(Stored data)
[BEGIN]
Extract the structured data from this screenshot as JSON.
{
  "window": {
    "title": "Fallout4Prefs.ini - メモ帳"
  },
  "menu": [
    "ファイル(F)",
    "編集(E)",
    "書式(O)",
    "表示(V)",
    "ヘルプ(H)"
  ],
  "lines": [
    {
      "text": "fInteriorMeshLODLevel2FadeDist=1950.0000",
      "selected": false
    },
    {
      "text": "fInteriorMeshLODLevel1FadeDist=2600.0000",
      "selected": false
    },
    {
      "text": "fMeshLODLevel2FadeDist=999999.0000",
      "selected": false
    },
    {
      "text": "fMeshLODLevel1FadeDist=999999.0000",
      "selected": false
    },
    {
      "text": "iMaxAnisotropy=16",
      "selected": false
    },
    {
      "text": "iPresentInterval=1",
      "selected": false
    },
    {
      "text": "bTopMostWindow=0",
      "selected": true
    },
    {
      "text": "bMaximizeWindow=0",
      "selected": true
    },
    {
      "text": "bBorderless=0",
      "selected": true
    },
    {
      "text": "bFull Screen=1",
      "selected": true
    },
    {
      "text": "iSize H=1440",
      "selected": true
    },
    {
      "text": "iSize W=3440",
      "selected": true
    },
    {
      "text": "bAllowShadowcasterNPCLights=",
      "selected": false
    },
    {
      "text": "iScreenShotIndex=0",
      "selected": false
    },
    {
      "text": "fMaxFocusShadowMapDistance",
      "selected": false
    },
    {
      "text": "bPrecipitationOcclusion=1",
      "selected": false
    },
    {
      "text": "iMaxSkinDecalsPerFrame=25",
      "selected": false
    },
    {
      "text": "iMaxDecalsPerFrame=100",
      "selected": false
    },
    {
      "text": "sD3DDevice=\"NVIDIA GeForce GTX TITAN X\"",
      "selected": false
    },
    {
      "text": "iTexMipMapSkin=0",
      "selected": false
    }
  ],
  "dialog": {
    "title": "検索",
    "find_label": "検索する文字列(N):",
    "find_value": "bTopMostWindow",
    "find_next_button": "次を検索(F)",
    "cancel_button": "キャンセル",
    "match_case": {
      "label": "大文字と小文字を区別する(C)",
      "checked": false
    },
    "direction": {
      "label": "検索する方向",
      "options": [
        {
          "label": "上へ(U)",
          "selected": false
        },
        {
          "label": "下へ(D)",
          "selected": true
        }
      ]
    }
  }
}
[END]
Do this
Each line of the listing above should be output exactly.

Exercise response
Extract the structured data from this screenshot as JSON.
{
  "window": {
    "title": "Fallout4Prefs.ini - メモ帳"
  },
  "menu": [
    "ファイル(F)",
    "編集(E)",
    "書式(O)",
    "表示(V)",
    "ヘルプ(H)"
  ],
  "lines": [
    {
      "text": "fInteriorMeshLODLevel2FadeDist=1950.0000",
      "selected": false
    },
    {
      "text": "fInteriorMeshLODLevel1FadeDist=2600.0000",
      "selected": false
    },
    {
      "text": "fMeshLODLevel2FadeDist=999999.0000",
      "selected": false
    },
    {
      "text": "fMeshLODLevel1FadeDist=999999.0000",
      "selected": false
    },
    {
      "text": "iMaxAnisotropy=16",
      "selected": false
    },
    {
      "text": "iPresentInterval=1",
      "selected": false
    },
    {
      "text": "bTopMostWindow=0",
      "selected": true
    },
    {
      "text": "bMaximizeWindow=0",
      "selected": true
    },
    {
      "text": "bBorderless=0",
      "selected": true
    },
    {
      "text": "bFull Screen=1",
      "selected": true
    },
    {
      "text": "iSize H=1440",
      "selected": true
    },
    {
      "text": "iSize W=3440",
      "selected": true
    },
    {
      "text": "bAllowShadowcasterNPCLights=",
      "selected": false
    },
    {
      "text": "iScreenShotIndex=0",
      "selected": false
    },
    {
      "text": "fMaxFocusShadowMapDistance",
      "selected": false
    },
    {
      "text": "bPrecipitationOcclusion=1",
      "selected": false
    },
    {
      "text": "iMaxSkinDecalsPerFrame=25",
      "selected": false
    },
    {
      "text": "iMaxDecalsPerFrame=100",
      "selected": false
    },
    {
      "text": "sD3DDevice=\"NVIDIA GeForce GTX TITAN X\"",
      "selected": false
    },
    {
      "text": "iTexMipMapSkin=0",
      "selected": false
    }
  ],
  "dialog": {
    "title": "検索",
    "find_label": "検索する文字列(N):",
    "find_value": "bTopMostWindow",
    "find_next_button": "次を検索(F)",
    "cancel_button": "キャンセル",
    "match_case": {
      "label": "大文字と小文字を区別する(C)",
      "checked": false
    },
    "direction": {
      "label": "検索する方向",
      "options": [
        {
          "label": "上へ(U)",
          "selected": false
        },
        {
          "label": "下へ(D)",
          "selected": true
        }
      ]
    }
  }
}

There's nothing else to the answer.